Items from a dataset
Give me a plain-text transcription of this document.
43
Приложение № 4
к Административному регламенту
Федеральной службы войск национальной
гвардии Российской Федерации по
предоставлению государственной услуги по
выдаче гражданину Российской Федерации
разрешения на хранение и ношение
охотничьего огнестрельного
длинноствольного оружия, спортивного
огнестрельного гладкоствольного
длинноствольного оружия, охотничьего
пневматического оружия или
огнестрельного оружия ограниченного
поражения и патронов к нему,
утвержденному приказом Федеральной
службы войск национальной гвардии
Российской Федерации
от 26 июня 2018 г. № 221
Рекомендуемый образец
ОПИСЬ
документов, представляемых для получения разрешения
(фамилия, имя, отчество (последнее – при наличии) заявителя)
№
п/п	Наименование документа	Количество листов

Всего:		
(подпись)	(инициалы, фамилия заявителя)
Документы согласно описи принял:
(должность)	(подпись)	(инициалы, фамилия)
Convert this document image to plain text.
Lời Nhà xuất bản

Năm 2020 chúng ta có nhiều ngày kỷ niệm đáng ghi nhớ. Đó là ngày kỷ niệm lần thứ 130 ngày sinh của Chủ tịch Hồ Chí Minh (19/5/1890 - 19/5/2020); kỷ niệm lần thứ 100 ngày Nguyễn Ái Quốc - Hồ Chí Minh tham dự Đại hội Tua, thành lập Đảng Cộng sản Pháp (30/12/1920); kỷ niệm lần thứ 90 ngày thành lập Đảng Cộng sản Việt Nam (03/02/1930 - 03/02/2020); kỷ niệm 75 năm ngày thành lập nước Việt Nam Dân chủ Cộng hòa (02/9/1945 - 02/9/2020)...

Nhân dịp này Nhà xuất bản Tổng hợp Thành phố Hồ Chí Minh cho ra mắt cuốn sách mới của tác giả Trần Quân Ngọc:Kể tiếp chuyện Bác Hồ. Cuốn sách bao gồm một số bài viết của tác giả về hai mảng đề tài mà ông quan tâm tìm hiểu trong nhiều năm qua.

> Directions
Can you give every line above again, exactly as written?

> Response to the exercise
Give me a plain-text transcription of this document.
43
Приложение № 4
к Административному регламенту
Федеральной службы войск национальной
гвардии Российской Федерации по
предоставлению государственной услуги по
выдаче гражданину Российской Федерации
разрешения на хранение и ношение
охотничьего огнестрельного
длинноствольного оружия, спортивного
огнестрельного гладкоствольного
длинноствольного оружия, охотничьего
пневматического оружия или
огнестрельного оружия ограниченного
поражения и патронов к нему,
утвержденному приказом Федеральной
службы войск национальной гвардии
Российской Федерации
от 26 июня 2018 г. № 221
Рекомендуемый образец
ОПИСЬ
документов, представляемых для получения разрешения
(фамилия, имя, отчество (последнее – при наличии) заявителя)
№
п/п	Наименование документа	Количество листов

Всего:		
(подпись)	(инициалы, фамилия заявителя)
Документы согласно описи принял:
(должность)	(подпись)	(инициалы, фамилия)
Convert this document image to plain text.
Lời Nhà xuất bản

Năm 2020 chúng ta có nhiều ngày kỷ niệm đáng ghi nhớ. Đó là ngày kỷ niệm lần thứ 130 ngày sinh của Chủ tịch Hồ Chí Minh (19/5/1890 - 19/5/2020); kỷ niệm lần thứ 100 ngày Nguyễn Ái Quốc - Hồ Chí Minh tham dự Đại hội Tua, thành lập Đảng Cộng sản Pháp (30/12/1920); kỷ niệm lần thứ 90 ngày thành lập Đảng Cộng sản Việt Nam (03/02/1930 - 03/02/2020); kỷ niệm 75 năm ngày thành lập nước Việt Nam Dân chủ Cộng hòa (02/9/1945 - 02/9/2020)...

Nhân dịp này Nhà xuất bản Tổng hợp Thành phố Hồ Chí Minh cho ra mắt cuốn sách mới của tác giả Trần Quân Ngọc:Kể tiếp chuyện Bác Hồ. Cuốn sách bao gồm một số bài viết của tác giả về hai mảng đề tài mà ông quan tâm tìm hiểu trong nhiều năm qua.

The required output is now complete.